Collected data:
• • • • •

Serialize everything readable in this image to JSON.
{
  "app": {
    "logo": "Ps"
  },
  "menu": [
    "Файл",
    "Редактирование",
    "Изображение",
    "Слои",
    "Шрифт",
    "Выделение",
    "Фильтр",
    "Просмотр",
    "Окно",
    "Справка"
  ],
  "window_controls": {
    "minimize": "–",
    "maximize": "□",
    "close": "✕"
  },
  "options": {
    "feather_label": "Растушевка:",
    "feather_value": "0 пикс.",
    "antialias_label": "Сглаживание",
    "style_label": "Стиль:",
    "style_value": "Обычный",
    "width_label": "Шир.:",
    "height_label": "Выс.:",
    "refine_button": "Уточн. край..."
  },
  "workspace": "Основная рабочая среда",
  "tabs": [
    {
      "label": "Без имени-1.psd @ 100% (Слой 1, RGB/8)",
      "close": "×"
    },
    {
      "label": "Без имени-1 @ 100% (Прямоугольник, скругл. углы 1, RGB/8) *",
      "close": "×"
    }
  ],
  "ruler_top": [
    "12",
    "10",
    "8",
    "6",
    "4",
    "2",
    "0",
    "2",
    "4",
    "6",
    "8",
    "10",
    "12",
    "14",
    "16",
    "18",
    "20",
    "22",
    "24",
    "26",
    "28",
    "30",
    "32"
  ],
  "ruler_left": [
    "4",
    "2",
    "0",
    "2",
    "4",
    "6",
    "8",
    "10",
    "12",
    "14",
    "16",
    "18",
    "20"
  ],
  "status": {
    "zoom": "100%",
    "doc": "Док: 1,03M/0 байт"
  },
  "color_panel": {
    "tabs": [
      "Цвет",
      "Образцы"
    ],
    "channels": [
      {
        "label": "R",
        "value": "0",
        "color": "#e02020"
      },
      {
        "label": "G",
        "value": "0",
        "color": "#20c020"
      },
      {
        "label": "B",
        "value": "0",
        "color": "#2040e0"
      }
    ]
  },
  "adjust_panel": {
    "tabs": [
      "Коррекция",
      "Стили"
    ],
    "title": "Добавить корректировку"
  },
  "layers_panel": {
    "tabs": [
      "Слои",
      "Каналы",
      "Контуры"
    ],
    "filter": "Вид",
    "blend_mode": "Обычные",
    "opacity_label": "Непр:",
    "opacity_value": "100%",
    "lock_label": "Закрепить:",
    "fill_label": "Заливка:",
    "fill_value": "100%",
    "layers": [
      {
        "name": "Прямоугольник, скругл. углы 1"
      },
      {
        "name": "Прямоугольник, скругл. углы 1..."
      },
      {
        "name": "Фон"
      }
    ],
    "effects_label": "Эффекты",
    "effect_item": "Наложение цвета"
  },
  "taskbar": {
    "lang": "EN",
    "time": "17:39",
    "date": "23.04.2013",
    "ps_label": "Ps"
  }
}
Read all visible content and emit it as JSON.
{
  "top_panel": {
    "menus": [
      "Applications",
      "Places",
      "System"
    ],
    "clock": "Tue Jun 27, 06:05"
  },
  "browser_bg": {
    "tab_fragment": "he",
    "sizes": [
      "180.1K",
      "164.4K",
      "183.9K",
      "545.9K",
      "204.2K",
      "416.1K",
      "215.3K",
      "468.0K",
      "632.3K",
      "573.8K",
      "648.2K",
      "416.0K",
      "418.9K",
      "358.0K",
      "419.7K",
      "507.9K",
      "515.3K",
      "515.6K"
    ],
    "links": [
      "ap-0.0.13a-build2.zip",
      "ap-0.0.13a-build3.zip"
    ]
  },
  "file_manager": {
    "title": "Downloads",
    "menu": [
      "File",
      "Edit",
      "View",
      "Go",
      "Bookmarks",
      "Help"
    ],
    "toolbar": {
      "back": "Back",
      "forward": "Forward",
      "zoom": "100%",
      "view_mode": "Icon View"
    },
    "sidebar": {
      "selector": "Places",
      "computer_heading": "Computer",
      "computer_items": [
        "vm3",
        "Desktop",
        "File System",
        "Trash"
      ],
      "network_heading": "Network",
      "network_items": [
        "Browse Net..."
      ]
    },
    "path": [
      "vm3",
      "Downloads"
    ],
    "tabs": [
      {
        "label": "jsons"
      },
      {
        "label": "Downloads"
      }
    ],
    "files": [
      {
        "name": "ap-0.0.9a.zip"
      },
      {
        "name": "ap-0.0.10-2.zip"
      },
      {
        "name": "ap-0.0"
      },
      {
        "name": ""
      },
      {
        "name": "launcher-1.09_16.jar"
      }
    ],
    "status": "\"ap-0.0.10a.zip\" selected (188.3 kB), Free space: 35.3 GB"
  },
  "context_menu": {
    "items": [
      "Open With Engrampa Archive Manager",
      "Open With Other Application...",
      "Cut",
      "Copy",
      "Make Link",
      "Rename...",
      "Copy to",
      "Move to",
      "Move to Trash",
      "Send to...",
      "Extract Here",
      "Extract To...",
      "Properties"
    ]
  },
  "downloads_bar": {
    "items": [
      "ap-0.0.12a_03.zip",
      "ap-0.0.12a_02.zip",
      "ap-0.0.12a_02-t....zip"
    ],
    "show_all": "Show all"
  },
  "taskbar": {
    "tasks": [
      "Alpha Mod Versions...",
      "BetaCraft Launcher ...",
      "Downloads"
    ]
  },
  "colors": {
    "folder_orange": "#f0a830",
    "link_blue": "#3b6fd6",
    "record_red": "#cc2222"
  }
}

• • • • •

EXERCISE OBJECTIVE: Identify every line above that includes the word "Прямоугольник", and show those lines.

SOLVED PROBLEM:
      "label": "Без имени-1 @ 100% (Прямоугольник, скругл. углы 1, RGB/8) *",
        "name": "Прямоугольник, скругл. углы 1"
        "name": "Прямоугольник, скругл. углы 1..."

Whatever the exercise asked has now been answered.